## BEGIN
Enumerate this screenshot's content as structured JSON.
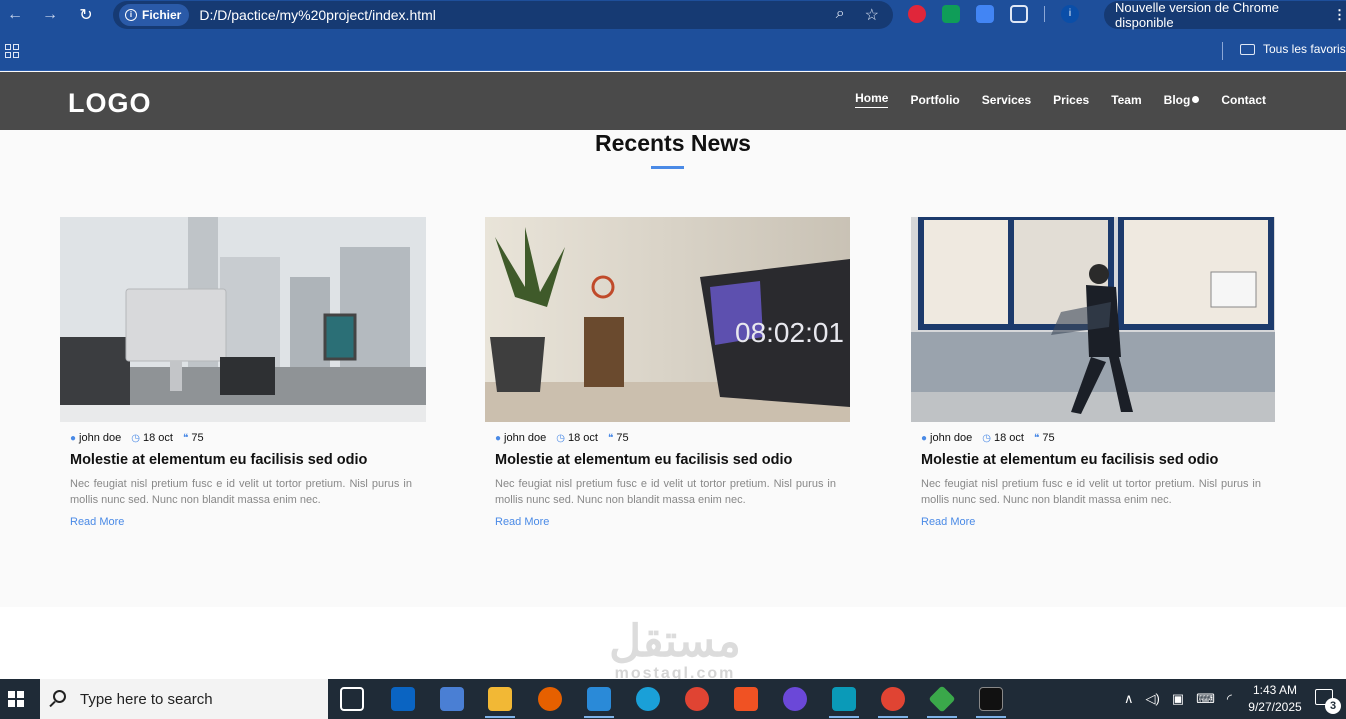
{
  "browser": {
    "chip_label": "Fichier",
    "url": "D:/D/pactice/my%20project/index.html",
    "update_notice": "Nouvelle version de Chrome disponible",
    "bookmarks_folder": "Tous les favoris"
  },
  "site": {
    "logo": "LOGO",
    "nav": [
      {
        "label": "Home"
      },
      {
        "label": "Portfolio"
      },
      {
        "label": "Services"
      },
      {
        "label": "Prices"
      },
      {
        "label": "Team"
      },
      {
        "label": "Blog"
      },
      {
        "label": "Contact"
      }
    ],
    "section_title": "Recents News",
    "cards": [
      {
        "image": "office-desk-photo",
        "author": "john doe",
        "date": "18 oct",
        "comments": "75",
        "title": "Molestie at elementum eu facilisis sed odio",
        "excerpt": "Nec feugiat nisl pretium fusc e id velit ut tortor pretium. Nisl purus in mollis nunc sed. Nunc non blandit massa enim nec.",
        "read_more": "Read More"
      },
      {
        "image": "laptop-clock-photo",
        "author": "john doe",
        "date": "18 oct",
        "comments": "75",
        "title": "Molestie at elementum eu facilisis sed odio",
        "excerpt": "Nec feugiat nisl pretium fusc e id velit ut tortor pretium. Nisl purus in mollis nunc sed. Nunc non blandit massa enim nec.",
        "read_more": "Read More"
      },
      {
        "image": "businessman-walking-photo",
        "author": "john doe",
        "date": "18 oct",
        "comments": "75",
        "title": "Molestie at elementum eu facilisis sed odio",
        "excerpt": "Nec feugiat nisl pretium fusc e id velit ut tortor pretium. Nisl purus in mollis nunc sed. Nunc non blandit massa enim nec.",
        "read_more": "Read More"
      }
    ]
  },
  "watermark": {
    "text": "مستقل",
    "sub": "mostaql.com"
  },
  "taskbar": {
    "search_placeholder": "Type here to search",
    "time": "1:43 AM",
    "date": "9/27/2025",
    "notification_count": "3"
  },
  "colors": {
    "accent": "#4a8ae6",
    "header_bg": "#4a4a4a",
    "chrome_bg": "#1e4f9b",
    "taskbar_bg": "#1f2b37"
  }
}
## END
Return each line from the material above exactly, but not the pictures.

Enumerate this screenshot's content as structured JSON.
{
  "browser": {
    "chip_label": "Fichier",
    "url": "D:/D/pactice/my%20project/index.html",
    "update_notice": "Nouvelle version de Chrome disponible",
    "bookmarks_folder": "Tous les favoris"
  },
  "site": {
    "logo": "LOGO",
    "nav": [
      {
        "label": "Home"
      },
      {
        "label": "Portfolio"
      },
      {
        "label": "Services"
      },
      {
        "label": "Prices"
      },
      {
        "label": "Team"
      },
      {
        "label": "Blog"
      },
      {
        "label": "Contact"
      }
    ],
    "section_title": "Recents News",
    "cards": [
      {
        "image": "office-desk-photo",
        "author": "john doe",
        "date": "18 oct",
        "comments": "75",
        "title": "Molestie at elementum eu facilisis sed odio",
        "excerpt": "Nec feugiat nisl pretium fusc e id velit ut tortor pretium. Nisl purus in mollis nunc sed. Nunc non blandit massa enim nec.",
        "read_more": "Read More"
      },
      {
        "image": "laptop-clock-photo",
        "author": "john doe",
        "date": "18 oct",
        "comments": "75",
        "title": "Molestie at elementum eu facilisis sed odio",
        "excerpt": "Nec feugiat nisl pretium fusc e id velit ut tortor pretium. Nisl purus in mollis nunc sed. Nunc non blandit massa enim nec.",
        "read_more": "Read More"
      },
      {
        "image": "businessman-walking-photo",
        "author": "john doe",
        "date": "18 oct",
        "comments": "75",
        "title": "Molestie at elementum eu facilisis sed odio",
        "excerpt": "Nec feugiat nisl pretium fusc e id velit ut tortor pretium. Nisl purus in mollis nunc sed. Nunc non blandit massa enim nec.",
        "read_more": "Read More"
      }
    ]
  },
  "watermark": {
    "text": "مستقل",
    "sub": "mostaql.com"
  },
  "taskbar": {
    "search_placeholder": "Type here to search",
    "time": "1:43 AM",
    "date": "9/27/2025",
    "notification_count": "3"
  },
  "colors": {
    "accent": "#4a8ae6",
    "header_bg": "#4a4a4a",
    "chrome_bg": "#1e4f9b",
    "taskbar_bg": "#1f2b37"
  }
}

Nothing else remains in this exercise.